→ EXERCISE
Exactly repeat the material, dropping only the pictures.

(Dataset entries on figures)
────────────────────

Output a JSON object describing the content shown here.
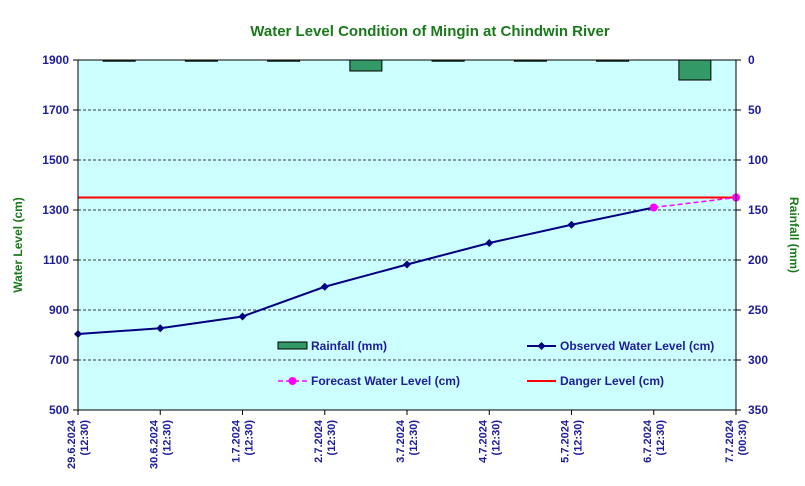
{
  "chart_data": {
    "type": "line",
    "title": "Water Level Condition of Mingin at Chindwin River",
    "ylabel_left": "Water Level (cm)",
    "ylabel_right": "Rainfall (mm)",
    "left_axis": {
      "min": 500,
      "max": 1900,
      "ticks": [
        500,
        700,
        900,
        1100,
        1300,
        1500,
        1700,
        1900
      ]
    },
    "right_axis": {
      "min": 0,
      "max": 350,
      "ticks": [
        0,
        50,
        100,
        150,
        200,
        250,
        300,
        350
      ],
      "inverted": true
    },
    "categories": [
      [
        "29.6.2024",
        "(12:30)"
      ],
      [
        "30.6.2024",
        "(12:30)"
      ],
      [
        "1.7.2024",
        "(12:30)"
      ],
      [
        "2.7.2024",
        "(12:30)"
      ],
      [
        "3.7.2024",
        "(12:30)"
      ],
      [
        "4.7.2024",
        "(12:30)"
      ],
      [
        "5.7.2024",
        "(12:30)"
      ],
      [
        "6.7.2024",
        "(12:30)"
      ],
      [
        "7.7.2024",
        "(00:30)"
      ]
    ],
    "series": [
      {
        "name": "Rainfall (mm)",
        "kind": "bar",
        "color": "#339966",
        "values": [
          0,
          0,
          1,
          11,
          0,
          0,
          0,
          20,
          null
        ]
      },
      {
        "name": "Observed Water Level (cm)",
        "kind": "line",
        "color": "#000080",
        "values": [
          804,
          827,
          874,
          993,
          1082,
          1168,
          1241,
          1310,
          null
        ]
      },
      {
        "name": "Forecast Water Level (cm)",
        "kind": "line",
        "dashed": true,
        "color": "#ff00ff",
        "values": [
          null,
          null,
          null,
          null,
          null,
          null,
          null,
          1310,
          1350
        ]
      },
      {
        "name": "Danger Level (cm)",
        "kind": "hline",
        "color": "#ff0000",
        "value": 1350
      }
    ],
    "grid": true,
    "legend": "inside-bottom",
    "plot_background": "#ccffff"
  }
}
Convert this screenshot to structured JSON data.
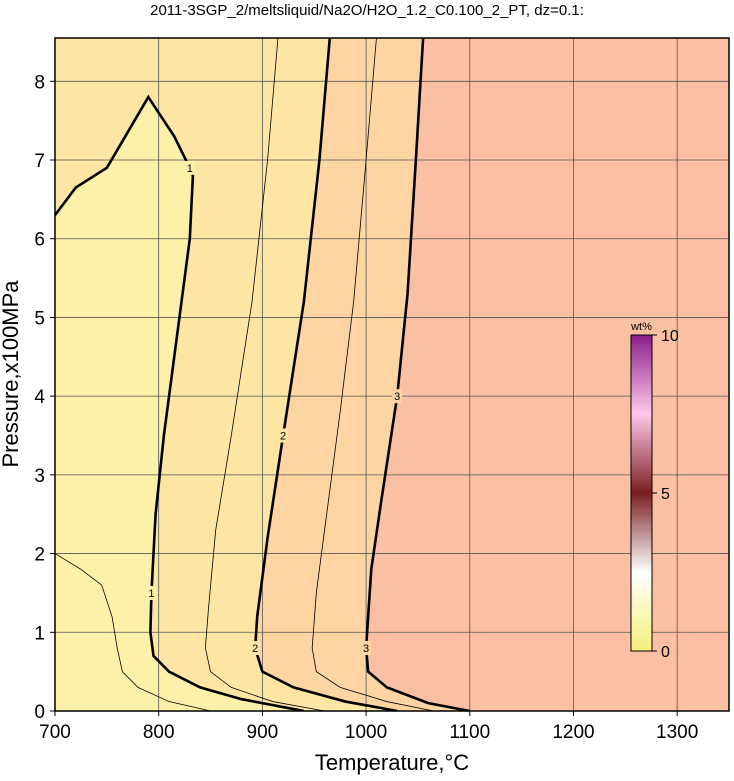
{
  "chart_data": {
    "type": "contour",
    "title": "2011-3SGP_2/meltsliquid/Na2O/H2O_1.2_C0.100_2_PT, dz=0.1:",
    "x_label": "Temperature,°C",
    "y_label": "Pressure,x100MPa",
    "xlim": [
      700,
      1350
    ],
    "ylim": [
      0,
      8.55
    ],
    "xticks": [
      700,
      800,
      900,
      1000,
      1100,
      1200,
      1300
    ],
    "yticks": [
      0,
      1,
      2,
      3,
      4,
      5,
      6,
      7,
      8
    ],
    "grid": true,
    "background": "#fbbfa3",
    "contours": [
      {
        "level": 3,
        "bold": true,
        "fill": "#fcd5a3",
        "x": [
          1055,
          1048,
          1040,
          1030,
          1015,
          1005,
          1000,
          1002,
          1020,
          1060,
          1100
        ],
        "y": [
          8.55,
          7.0,
          5.3,
          4.0,
          2.7,
          1.8,
          0.8,
          0.5,
          0.3,
          0.1,
          0
        ]
      },
      {
        "level": 2,
        "bold": true,
        "fill": "#fde6a4",
        "x": [
          965,
          955,
          940,
          920,
          905,
          895,
          893,
          900,
          930,
          980,
          1030
        ],
        "y": [
          8.55,
          7.0,
          5.2,
          3.5,
          2.2,
          1.2,
          0.8,
          0.5,
          0.3,
          0.12,
          0
        ]
      },
      {
        "level": 1,
        "bold": true,
        "fill": "#fdf0a8",
        "x": [
          700,
          720,
          750,
          790,
          815,
          830,
          833,
          830,
          820,
          805,
          797,
          793,
          792,
          795,
          810,
          840,
          880,
          920,
          940
        ],
        "y": [
          6.3,
          6.65,
          6.9,
          7.8,
          7.3,
          6.9,
          6.8,
          6.0,
          5.0,
          3.5,
          2.5,
          1.5,
          1.0,
          0.7,
          0.5,
          0.3,
          0.15,
          0.05,
          0
        ]
      },
      {
        "level": 1.5,
        "bold": false,
        "x": [
          915,
          905,
          890,
          870,
          855,
          848,
          845,
          850,
          870,
          910,
          960
        ],
        "y": [
          8.55,
          7.0,
          5.2,
          3.5,
          2.3,
          1.3,
          0.8,
          0.5,
          0.3,
          0.12,
          0
        ]
      },
      {
        "level": 2.5,
        "bold": false,
        "x": [
          1010,
          1000,
          988,
          975,
          962,
          952,
          948,
          952,
          975,
          1020,
          1065
        ],
        "y": [
          8.55,
          7.0,
          5.2,
          3.8,
          2.5,
          1.5,
          0.8,
          0.5,
          0.3,
          0.12,
          0
        ]
      },
      {
        "level": 0.5,
        "bold": false,
        "x": [
          700,
          725,
          745,
          755,
          760,
          765,
          780,
          810,
          850
        ],
        "y": [
          2.0,
          1.8,
          1.6,
          1.2,
          0.8,
          0.5,
          0.3,
          0.12,
          0
        ]
      }
    ],
    "colorbar": {
      "label": "wt%",
      "lim": [
        0,
        10
      ],
      "ticks": [
        0,
        5,
        10
      ],
      "colors": [
        "#f5f07a",
        "#ffffff",
        "#7a1f1f",
        "#ffc8ec",
        "#8a1f8a"
      ]
    }
  }
}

────────────────────

→ ANSWER TO THE EXERCISE
Output a JSON object describing the content shown here.
{
  "chart_data": {
    "type": "line",
    "title": "Water Level Condition of Mingin at Chindwin River",
    "ylabel_left": "Water Level (cm)",
    "ylabel_right": "Rainfall (mm)",
    "left_axis": {
      "min": 500,
      "max": 1900,
      "ticks": [
        500,
        700,
        900,
        1100,
        1300,
        1500,
        1700,
        1900
      ]
    },
    "right_axis": {
      "min": 0,
      "max": 350,
      "ticks": [
        0,
        50,
        100,
        150,
        200,
        250,
        300,
        350
      ],
      "inverted": true
    },
    "categories": [
      [
        "29.6.2024",
        "(12:30)"
      ],
      [
        "30.6.2024",
        "(12:30)"
      ],
      [
        "1.7.2024",
        "(12:30)"
      ],
      [
        "2.7.2024",
        "(12:30)"
      ],
      [
        "3.7.2024",
        "(12:30)"
      ],
      [
        "4.7.2024",
        "(12:30)"
      ],
      [
        "5.7.2024",
        "(12:30)"
      ],
      [
        "6.7.2024",
        "(12:30)"
      ],
      [
        "7.7.2024",
        "(00:30)"
      ]
    ],
    "series": [
      {
        "name": "Rainfall (mm)",
        "kind": "bar",
        "color": "#339966",
        "values": [
          0,
          0,
          1,
          11,
          0,
          0,
          0,
          20,
          null
        ]
      },
      {
        "name": "Observed Water Level (cm)",
        "kind": "line",
        "color": "#000080",
        "values": [
          804,
          827,
          874,
          993,
          1082,
          1168,
          1241,
          1310,
          null
        ]
      },
      {
        "name": "Forecast Water Level (cm)",
        "kind": "line",
        "dashed": true,
        "color": "#ff00ff",
        "values": [
          null,
          null,
          null,
          null,
          null,
          null,
          null,
          1310,
          1350
        ]
      },
      {
        "name": "Danger Level (cm)",
        "kind": "hline",
        "color": "#ff0000",
        "value": 1350
      }
    ],
    "grid": true,
    "legend": "inside-bottom",
    "plot_background": "#ccffff"
  }
}
Convert this screenshot to structured JSON data.
{
  "chart_data": {
    "type": "contour",
    "title": "2011-3SGP_2/meltsliquid/Na2O/H2O_1.2_C0.100_2_PT, dz=0.1:",
    "x_label": "Temperature,°C",
    "y_label": "Pressure,x100MPa",
    "xlim": [
      700,
      1350
    ],
    "ylim": [
      0,
      8.55
    ],
    "xticks": [
      700,
      800,
      900,
      1000,
      1100,
      1200,
      1300
    ],
    "yticks": [
      0,
      1,
      2,
      3,
      4,
      5,
      6,
      7,
      8
    ],
    "grid": true,
    "background": "#fbbfa3",
    "contours": [
      {
        "level": 3,
        "bold": true,
        "fill": "#fcd5a3",
        "x": [
          1055,
          1048,
          1040,
          1030,
          1015,
          1005,
          1000,
          1002,
          1020,
          1060,
          1100
        ],
        "y": [
          8.55,
          7.0,
          5.3,
          4.0,
          2.7,
          1.8,
          0.8,
          0.5,
          0.3,
          0.1,
          0
        ]
      },
      {
        "level": 2,
        "bold": true,
        "fill": "#fde6a4",
        "x": [
          965,
          955,
          940,
          920,
          905,
          895,
          893,
          900,
          930,
          980,
          1030
        ],
        "y": [
          8.55,
          7.0,
          5.2,
          3.5,
          2.2,
          1.2,
          0.8,
          0.5,
          0.3,
          0.12,
          0
        ]
      },
      {
        "level": 1,
        "bold": true,
        "fill": "#fdf0a8",
        "x": [
          700,
          720,
          750,
          790,
          815,
          830,
          833,
          830,
          820,
          805,
          797,
          793,
          792,
          795,
          810,
          840,
          880,
          920,
          940
        ],
        "y": [
          6.3,
          6.65,
          6.9,
          7.8,
          7.3,
          6.9,
          6.8,
          6.0,
          5.0,
          3.5,
          2.5,
          1.5,
          1.0,
          0.7,
          0.5,
          0.3,
          0.15,
          0.05,
          0
        ]
      },
      {
        "level": 1.5,
        "bold": false,
        "x": [
          915,
          905,
          890,
          870,
          855,
          848,
          845,
          850,
          870,
          910,
          960
        ],
        "y": [
          8.55,
          7.0,
          5.2,
          3.5,
          2.3,
          1.3,
          0.8,
          0.5,
          0.3,
          0.12,
          0
        ]
      },
      {
        "level": 2.5,
        "bold": false,
        "x": [
          1010,
          1000,
          988,
          975,
          962,
          952,
          948,
          952,
          975,
          1020,
          1065
        ],
        "y": [
          8.55,
          7.0,
          5.2,
          3.8,
          2.5,
          1.5,
          0.8,
          0.5,
          0.3,
          0.12,
          0
        ]
      },
      {
        "level": 0.5,
        "bold": false,
        "x": [
          700,
          725,
          745,
          755,
          760,
          765,
          780,
          810,
          850
        ],
        "y": [
          2.0,
          1.8,
          1.6,
          1.2,
          0.8,
          0.5,
          0.3,
          0.12,
          0
        ]
      }
    ],
    "colorbar": {
      "label": "wt%",
      "lim": [
        0,
        10
      ],
      "ticks": [
        0,
        5,
        10
      ],
      "colors": [
        "#f5f07a",
        "#ffffff",
        "#7a1f1f",
        "#ffc8ec",
        "#8a1f8a"
      ]
    }
  }
}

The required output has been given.